* Required task
Copy out each line featuring the string "document" from the entries beneath.

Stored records
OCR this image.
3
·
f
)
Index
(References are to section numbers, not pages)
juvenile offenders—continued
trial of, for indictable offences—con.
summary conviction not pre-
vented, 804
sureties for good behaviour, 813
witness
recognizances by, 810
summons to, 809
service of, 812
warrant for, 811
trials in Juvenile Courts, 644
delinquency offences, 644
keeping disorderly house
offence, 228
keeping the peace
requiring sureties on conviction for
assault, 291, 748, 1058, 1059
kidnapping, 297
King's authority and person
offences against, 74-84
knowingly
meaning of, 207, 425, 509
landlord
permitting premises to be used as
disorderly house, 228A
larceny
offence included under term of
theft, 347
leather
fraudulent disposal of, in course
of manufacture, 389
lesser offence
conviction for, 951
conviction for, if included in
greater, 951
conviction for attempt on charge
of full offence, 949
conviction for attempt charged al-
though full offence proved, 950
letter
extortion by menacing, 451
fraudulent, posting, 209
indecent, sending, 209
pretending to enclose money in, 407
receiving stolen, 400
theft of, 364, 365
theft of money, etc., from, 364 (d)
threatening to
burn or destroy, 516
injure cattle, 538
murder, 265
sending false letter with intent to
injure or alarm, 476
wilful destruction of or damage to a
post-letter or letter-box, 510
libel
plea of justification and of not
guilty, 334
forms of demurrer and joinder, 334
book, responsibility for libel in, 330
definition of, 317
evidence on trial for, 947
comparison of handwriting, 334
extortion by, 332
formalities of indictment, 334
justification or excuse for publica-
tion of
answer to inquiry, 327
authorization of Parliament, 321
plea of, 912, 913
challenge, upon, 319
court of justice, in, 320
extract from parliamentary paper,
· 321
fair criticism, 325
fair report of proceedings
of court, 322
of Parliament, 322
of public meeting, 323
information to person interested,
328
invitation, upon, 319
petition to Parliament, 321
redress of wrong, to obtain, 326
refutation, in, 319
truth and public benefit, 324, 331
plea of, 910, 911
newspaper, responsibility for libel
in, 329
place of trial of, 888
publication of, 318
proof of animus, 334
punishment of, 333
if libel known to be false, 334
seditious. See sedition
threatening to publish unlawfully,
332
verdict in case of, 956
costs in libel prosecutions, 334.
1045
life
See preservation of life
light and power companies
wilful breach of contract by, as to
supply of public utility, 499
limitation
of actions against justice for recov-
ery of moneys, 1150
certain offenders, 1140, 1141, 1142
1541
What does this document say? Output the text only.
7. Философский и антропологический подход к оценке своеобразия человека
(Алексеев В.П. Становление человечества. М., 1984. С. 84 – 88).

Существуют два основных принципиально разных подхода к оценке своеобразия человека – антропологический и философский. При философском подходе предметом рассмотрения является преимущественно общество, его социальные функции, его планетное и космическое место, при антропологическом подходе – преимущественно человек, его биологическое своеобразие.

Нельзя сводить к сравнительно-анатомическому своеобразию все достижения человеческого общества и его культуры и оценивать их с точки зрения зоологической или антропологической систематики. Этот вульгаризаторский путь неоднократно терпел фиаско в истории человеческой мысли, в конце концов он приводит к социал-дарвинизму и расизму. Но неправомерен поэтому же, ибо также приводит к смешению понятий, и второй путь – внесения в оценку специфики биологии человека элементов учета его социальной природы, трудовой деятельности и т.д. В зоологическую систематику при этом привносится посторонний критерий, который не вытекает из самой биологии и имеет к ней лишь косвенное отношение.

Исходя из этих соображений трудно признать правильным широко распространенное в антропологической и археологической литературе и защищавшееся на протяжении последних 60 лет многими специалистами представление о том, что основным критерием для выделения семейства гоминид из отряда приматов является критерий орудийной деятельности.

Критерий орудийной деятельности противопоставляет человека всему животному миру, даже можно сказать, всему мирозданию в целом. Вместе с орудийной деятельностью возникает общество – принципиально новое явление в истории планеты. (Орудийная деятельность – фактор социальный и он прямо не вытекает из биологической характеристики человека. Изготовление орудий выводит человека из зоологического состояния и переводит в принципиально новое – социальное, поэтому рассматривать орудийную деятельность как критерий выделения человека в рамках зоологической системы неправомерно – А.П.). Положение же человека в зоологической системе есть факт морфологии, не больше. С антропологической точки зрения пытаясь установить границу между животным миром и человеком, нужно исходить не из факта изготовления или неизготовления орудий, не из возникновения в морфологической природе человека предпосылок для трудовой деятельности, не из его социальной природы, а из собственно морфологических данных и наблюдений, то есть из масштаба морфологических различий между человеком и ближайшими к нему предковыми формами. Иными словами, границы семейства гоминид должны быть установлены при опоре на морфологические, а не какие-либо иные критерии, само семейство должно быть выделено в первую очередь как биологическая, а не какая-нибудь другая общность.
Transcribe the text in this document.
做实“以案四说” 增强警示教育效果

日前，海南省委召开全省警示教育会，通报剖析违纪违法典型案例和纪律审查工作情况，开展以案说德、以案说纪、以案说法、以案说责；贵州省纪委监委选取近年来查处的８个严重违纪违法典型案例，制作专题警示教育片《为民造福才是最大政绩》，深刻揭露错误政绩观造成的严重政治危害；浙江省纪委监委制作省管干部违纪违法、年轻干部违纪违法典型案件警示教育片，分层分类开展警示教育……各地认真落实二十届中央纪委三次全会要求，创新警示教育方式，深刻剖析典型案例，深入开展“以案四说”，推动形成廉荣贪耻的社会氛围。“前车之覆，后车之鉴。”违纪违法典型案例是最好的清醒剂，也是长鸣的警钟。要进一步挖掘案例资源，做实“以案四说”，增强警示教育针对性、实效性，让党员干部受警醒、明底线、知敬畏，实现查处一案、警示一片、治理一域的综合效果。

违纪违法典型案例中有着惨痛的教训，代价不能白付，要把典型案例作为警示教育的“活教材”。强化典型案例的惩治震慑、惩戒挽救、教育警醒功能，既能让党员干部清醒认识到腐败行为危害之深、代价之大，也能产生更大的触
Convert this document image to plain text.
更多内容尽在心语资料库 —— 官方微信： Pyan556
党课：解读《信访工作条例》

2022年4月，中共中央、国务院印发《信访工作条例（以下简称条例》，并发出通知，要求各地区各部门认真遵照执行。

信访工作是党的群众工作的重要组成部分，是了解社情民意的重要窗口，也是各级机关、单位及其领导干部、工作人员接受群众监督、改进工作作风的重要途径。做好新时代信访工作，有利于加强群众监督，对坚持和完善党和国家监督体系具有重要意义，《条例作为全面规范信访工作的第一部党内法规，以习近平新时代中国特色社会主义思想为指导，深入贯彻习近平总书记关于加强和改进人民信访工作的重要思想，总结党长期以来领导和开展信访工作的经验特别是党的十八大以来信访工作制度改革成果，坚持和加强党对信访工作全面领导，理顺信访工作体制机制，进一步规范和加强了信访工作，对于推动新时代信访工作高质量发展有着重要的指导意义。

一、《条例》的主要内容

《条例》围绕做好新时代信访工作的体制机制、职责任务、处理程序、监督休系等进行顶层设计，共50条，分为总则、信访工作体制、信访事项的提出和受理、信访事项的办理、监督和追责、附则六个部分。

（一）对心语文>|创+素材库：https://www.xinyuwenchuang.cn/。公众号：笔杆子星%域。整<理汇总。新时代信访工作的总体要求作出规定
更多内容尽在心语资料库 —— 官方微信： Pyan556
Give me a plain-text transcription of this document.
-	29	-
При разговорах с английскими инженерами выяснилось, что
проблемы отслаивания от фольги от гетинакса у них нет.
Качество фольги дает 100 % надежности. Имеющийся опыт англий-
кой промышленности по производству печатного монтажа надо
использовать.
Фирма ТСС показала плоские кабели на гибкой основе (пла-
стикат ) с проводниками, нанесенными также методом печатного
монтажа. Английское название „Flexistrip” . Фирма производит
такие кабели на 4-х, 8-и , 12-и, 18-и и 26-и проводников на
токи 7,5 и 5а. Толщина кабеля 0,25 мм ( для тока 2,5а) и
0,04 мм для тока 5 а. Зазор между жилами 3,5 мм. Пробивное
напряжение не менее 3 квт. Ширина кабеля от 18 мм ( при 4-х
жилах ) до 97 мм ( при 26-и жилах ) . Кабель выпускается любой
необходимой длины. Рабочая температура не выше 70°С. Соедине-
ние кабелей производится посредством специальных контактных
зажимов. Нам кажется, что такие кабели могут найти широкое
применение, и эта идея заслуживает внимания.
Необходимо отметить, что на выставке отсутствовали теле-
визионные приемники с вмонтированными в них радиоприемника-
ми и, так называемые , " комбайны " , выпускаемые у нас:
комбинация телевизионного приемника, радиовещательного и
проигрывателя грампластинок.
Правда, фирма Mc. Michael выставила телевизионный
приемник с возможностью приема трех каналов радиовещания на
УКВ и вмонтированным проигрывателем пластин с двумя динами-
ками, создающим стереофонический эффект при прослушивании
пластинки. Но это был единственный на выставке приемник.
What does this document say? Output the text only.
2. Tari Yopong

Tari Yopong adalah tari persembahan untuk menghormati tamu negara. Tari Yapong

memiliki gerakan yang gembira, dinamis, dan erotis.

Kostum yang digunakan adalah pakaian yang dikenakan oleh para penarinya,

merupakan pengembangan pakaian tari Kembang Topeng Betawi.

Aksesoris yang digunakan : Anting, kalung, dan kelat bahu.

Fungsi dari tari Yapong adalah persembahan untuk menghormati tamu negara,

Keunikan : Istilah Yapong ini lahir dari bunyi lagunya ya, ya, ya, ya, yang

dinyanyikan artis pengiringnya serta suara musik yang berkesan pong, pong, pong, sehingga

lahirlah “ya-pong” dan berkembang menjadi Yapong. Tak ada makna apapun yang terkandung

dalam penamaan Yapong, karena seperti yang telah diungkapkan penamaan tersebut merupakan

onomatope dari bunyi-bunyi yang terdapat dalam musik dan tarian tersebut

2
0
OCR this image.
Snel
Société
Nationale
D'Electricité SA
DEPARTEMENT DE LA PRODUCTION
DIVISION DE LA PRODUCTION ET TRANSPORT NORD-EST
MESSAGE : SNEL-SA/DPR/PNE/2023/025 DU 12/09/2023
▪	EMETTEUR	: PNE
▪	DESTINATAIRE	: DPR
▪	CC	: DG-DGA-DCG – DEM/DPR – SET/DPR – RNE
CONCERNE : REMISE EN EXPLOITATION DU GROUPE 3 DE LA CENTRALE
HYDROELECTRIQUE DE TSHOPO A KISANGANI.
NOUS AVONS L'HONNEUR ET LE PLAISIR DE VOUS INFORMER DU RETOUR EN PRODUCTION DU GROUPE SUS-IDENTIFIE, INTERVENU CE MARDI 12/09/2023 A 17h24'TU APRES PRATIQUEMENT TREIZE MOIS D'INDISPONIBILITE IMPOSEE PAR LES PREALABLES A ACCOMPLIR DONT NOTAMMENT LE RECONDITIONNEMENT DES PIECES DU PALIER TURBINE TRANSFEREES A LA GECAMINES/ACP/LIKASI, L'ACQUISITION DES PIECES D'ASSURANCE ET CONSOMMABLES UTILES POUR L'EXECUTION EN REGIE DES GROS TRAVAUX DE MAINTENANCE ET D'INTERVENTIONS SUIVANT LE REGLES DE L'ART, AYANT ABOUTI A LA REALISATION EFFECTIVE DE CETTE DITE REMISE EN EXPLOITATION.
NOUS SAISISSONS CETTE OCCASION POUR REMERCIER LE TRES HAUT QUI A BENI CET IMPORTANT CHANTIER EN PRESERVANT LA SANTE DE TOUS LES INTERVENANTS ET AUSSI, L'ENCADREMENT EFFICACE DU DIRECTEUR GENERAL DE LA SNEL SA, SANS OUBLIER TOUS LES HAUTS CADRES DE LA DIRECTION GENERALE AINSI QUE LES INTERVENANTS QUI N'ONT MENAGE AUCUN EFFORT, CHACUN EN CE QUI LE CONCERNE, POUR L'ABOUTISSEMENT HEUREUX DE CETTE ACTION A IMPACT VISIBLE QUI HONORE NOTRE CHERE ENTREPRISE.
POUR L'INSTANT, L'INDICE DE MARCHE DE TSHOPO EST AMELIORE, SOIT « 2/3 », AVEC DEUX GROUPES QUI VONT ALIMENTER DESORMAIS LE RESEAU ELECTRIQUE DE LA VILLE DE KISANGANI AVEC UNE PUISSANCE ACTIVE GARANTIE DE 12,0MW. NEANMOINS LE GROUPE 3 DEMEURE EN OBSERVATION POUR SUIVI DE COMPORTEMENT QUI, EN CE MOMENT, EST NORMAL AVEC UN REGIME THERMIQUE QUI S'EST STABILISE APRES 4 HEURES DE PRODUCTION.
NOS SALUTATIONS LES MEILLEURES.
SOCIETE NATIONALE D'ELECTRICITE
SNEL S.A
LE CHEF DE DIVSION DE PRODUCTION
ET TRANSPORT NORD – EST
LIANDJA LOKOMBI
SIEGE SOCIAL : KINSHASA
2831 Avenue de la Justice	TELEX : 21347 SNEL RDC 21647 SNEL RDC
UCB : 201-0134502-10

* The reply
What does this document say? Output the text only.
Transcribe the text in this document.
Convert this document image to plain text.
Give me a plain-text transcription of this document.
What does this document say? Output the text only.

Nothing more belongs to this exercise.